Written request :: All of the data below must be repeated exactly.

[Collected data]
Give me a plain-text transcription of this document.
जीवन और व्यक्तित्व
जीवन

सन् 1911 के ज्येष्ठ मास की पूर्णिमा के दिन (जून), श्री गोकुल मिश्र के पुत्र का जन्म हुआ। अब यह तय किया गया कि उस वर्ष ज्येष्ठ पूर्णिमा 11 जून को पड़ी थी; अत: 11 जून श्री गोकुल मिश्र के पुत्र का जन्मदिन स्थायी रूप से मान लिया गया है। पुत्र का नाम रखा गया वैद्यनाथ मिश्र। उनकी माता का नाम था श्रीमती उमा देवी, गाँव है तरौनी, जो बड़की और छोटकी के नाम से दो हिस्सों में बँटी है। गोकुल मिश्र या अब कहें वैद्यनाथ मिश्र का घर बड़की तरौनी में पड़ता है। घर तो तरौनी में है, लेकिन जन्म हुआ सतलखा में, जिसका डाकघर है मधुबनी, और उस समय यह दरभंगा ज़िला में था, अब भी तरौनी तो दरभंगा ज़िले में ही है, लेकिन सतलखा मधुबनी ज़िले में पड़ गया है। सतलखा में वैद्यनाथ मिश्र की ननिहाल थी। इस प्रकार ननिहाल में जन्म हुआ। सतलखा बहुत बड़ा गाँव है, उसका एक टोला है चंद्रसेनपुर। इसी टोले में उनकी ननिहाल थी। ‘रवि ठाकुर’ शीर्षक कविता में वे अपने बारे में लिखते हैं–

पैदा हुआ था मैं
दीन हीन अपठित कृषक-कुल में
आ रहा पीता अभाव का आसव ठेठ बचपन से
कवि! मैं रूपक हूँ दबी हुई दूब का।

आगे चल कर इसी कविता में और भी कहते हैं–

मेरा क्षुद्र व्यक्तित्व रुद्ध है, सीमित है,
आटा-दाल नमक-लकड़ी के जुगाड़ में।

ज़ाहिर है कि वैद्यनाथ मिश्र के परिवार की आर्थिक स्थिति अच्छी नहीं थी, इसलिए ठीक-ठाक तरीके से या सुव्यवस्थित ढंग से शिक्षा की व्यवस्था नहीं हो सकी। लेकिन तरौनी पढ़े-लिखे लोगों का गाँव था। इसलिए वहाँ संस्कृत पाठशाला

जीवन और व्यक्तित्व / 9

Answer to the problem ::
Give me a plain-text transcription of this document.
जीवन और व्यक्तित्व
जीवन

सन् 1911 के ज्येष्ठ मास की पूर्णिमा के दिन (जून), श्री गोकुल मिश्र के पुत्र का जन्म हुआ। अब यह तय किया गया कि उस वर्ष ज्येष्ठ पूर्णिमा 11 जून को पड़ी थी; अत: 11 जून श्री गोकुल मिश्र के पुत्र का जन्मदिन स्थायी रूप से मान लिया गया है। पुत्र का नाम रखा गया वैद्यनाथ मिश्र। उनकी माता का नाम था श्रीमती उमा देवी, गाँव है तरौनी, जो बड़की और छोटकी के नाम से दो हिस्सों में बँटी है। गोकुल मिश्र या अब कहें वैद्यनाथ मिश्र का घर बड़की तरौनी में पड़ता है। घर तो तरौनी में है, लेकिन जन्म हुआ सतलखा में, जिसका डाकघर है मधुबनी, और उस समय यह दरभंगा ज़िला में था, अब भी तरौनी तो दरभंगा ज़िले में ही है, लेकिन सतलखा मधुबनी ज़िले में पड़ गया है। सतलखा में वैद्यनाथ मिश्र की ननिहाल थी। इस प्रकार ननिहाल में जन्म हुआ। सतलखा बहुत बड़ा गाँव है, उसका एक टोला है चंद्रसेनपुर। इसी टोले में उनकी ननिहाल थी। ‘रवि ठाकुर’ शीर्षक कविता में वे अपने बारे में लिखते हैं–

पैदा हुआ था मैं
दीन हीन अपठित कृषक-कुल में
आ रहा पीता अभाव का आसव ठेठ बचपन से
कवि! मैं रूपक हूँ दबी हुई दूब का।

आगे चल कर इसी कविता में और भी कहते हैं–

मेरा क्षुद्र व्यक्तित्व रुद्ध है, सीमित है,
आटा-दाल नमक-लकड़ी के जुगाड़ में।

ज़ाहिर है कि वैद्यनाथ मिश्र के परिवार की आर्थिक स्थिति अच्छी नहीं थी, इसलिए ठीक-ठाक तरीके से या सुव्यवस्थित ढंग से शिक्षा की व्यवस्था नहीं हो सकी। लेकिन तरौनी पढ़े-लिखे लोगों का गाँव था। इसलिए वहाँ संस्कृत पाठशाला

जीवन और व्यक्तित्व / 9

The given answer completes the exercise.